- Goal
Report the number of lines that include "wàng", with no additional text.

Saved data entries

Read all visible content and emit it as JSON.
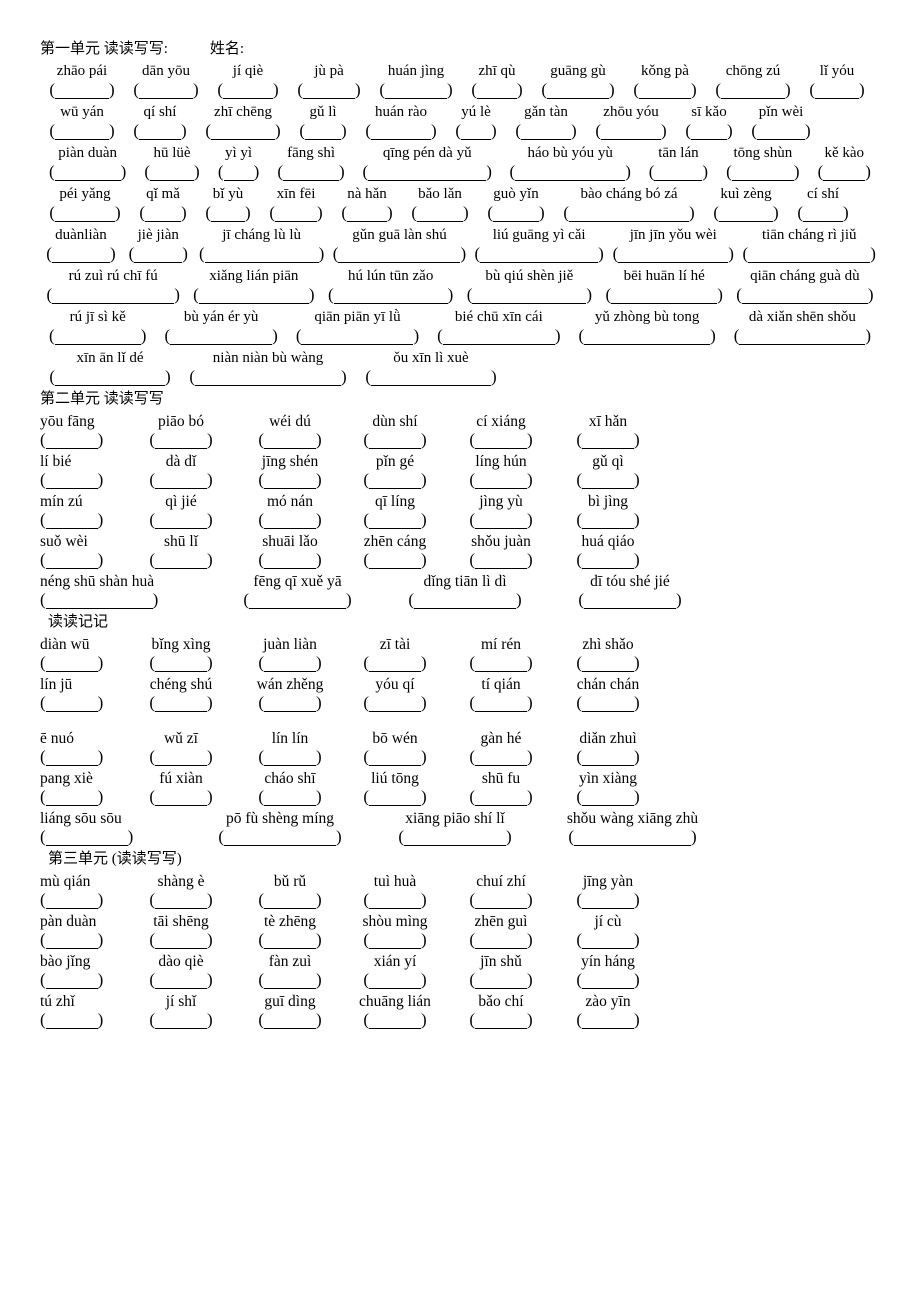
{
  "document": {
    "title_line": {
      "unit": "第一单元 读读写写:",
      "name_label": "姓名:"
    }
  },
  "sections": [
    {
      "id": "unit1",
      "heading": "第一单元 读读写写:",
      "name_label": "姓名:",
      "rows": [
        {
          "words": [
            "zhāo pái",
            "dān yōu",
            "jí qiè",
            "jù pà",
            "huán jìng",
            "zhī qù",
            "guāng gù",
            "kǒng pà",
            "chōng zú",
            "lǐ yóu"
          ],
          "widths": [
            84,
            84,
            80,
            82,
            92,
            70,
            92,
            82,
            94,
            74
          ]
        },
        {
          "words": [
            "wū yán",
            "qí shí",
            "zhī chēng",
            "gǔ lì",
            "huán rào",
            "yú lè",
            "gǎn tàn",
            "zhōu yóu",
            "sī kǎo",
            "pǐn wèi"
          ],
          "widths": [
            84,
            72,
            94,
            66,
            90,
            60,
            80,
            90,
            66,
            78
          ]
        },
        {
          "words": [
            "piàn duàn",
            "hū lüè",
            "yì yì",
            "fāng shì",
            "qīng pén dà yǔ",
            "háo bù yóu yù",
            "tān lán",
            "tōng shùn",
            "kě kào"
          ],
          "widths": [
            96,
            74,
            60,
            86,
            148,
            140,
            78,
            92,
            72
          ]
        },
        {
          "words": [
            "péi yǎng",
            "qǐ mǎ",
            "bǐ yù",
            "xīn fēi",
            "nà hǎn",
            "bǎo lǎn",
            "guò yǐn",
            "bào cháng bó zá",
            "kuì zèng",
            "cí shí"
          ],
          "widths": [
            90,
            66,
            64,
            72,
            70,
            76,
            76,
            150,
            84,
            70
          ]
        },
        {
          "words": [
            "duànliàn",
            "jiè jiàn",
            "jī cháng lù lù",
            "gǔn guā làn shú",
            "liú guāng yì cǎi",
            "jīn jīn yǒu wèi",
            "tiān cháng rì jiǔ"
          ],
          "widths": [
            88,
            78,
            144,
            152,
            148,
            140,
            152
          ]
        },
        {
          "words": [
            "rú zuì rú chī fú",
            "xiǎng lián piān",
            "hú lún tūn zǎo",
            "bù qiú shèn jiě",
            "bēi huān lí hé",
            "qiān cháng guà dù"
          ],
          "widths": [
            152,
            140,
            144,
            144,
            136,
            156
          ]
        },
        {
          "words": [
            "rú jī sì kě",
            "bù yán ér yù",
            "qiān piān yī lǜ",
            "bié chū xīn cái",
            "yǔ zhòng bù tong",
            "dà xiǎn shēn shǒu"
          ],
          "widths": [
            116,
            132,
            142,
            142,
            156,
            156
          ]
        },
        {
          "words": [
            "xīn ān lǐ dé",
            "niàn niàn bù wàng",
            "ǒu xīn lì xuè"
          ],
          "widths": [
            140,
            176,
            150
          ]
        }
      ]
    },
    {
      "id": "unit2",
      "heading": "第二单元 读读写写",
      "columns": 6,
      "rows": [
        [
          "yōu fāng",
          "piāo bó",
          "wéi dú",
          "dùn shí",
          "cí xiáng",
          "xī hǎn"
        ],
        [
          "lí bié",
          "dà dǐ",
          "jīng shén",
          "pǐn gé",
          "líng hún",
          "gǔ qì"
        ],
        [
          "mín zú",
          "qì jié",
          "mó nán",
          "qī líng",
          "jìng yù",
          "bì jìng"
        ],
        [
          "suǒ wèi",
          "shū lǐ",
          "shuāi lǎo",
          "zhēn cáng",
          "shǒu juàn",
          "huá qiáo"
        ]
      ],
      "long_row": {
        "words": [
          "néng shū shàn huà",
          "fēng qī xuě yā",
          "dǐng tiān lì dì",
          "dī tóu shé jié"
        ],
        "widths": [
          175,
          165,
          170,
          160
        ]
      }
    },
    {
      "id": "dudujiji",
      "heading": "读读记记",
      "columns": 6,
      "rows": [
        [
          "diàn wū",
          "bǐng xìng",
          "juàn liàn",
          "zī tài",
          "mí rén",
          "zhì shǎo"
        ],
        [
          "lín jū",
          "chéng shú",
          "wán zhěng",
          "yóu qí",
          "tí qián",
          "chán chán"
        ]
      ],
      "rows2": [
        [
          "ē nuó",
          "wǔ zī",
          "lín lín",
          "bō wén",
          "gàn hé",
          "diǎn zhuì"
        ],
        [
          "pang xiè",
          "fú xiàn",
          "cháo shī",
          "liú tōng",
          "shū fu",
          "yìn xiàng"
        ]
      ],
      "long_row": {
        "words": [
          "liáng sōu sōu",
          "pō fù shèng míng",
          "xiāng piāo shí lǐ",
          "shǒu wàng xiāng zhù"
        ],
        "widths": [
          150,
          180,
          170,
          185
        ]
      }
    },
    {
      "id": "unit3",
      "heading": "第三单元 (读读写写)",
      "columns": 6,
      "rows": [
        [
          "mù qián",
          "shàng è",
          "bǔ rǔ",
          "tuì huà",
          "chuí zhí",
          "jīng yàn"
        ],
        [
          "pàn duàn",
          "tāi shēng",
          "tè zhēng",
          "shòu mìng",
          "zhēn guì",
          "jí cù"
        ],
        [
          "bào jǐng",
          "dào qiè",
          "fàn zuì",
          "xián yí",
          "jīn shǔ",
          "yín háng"
        ],
        [
          "tú zhǐ",
          "jí shǐ",
          "guī dìng",
          "chuāng lián",
          "bǎo chí",
          "zào yīn"
        ]
      ]
    }
  ],
  "blank": {
    "open_paren": "(",
    "close_paren": ")"
  }
}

- The response
2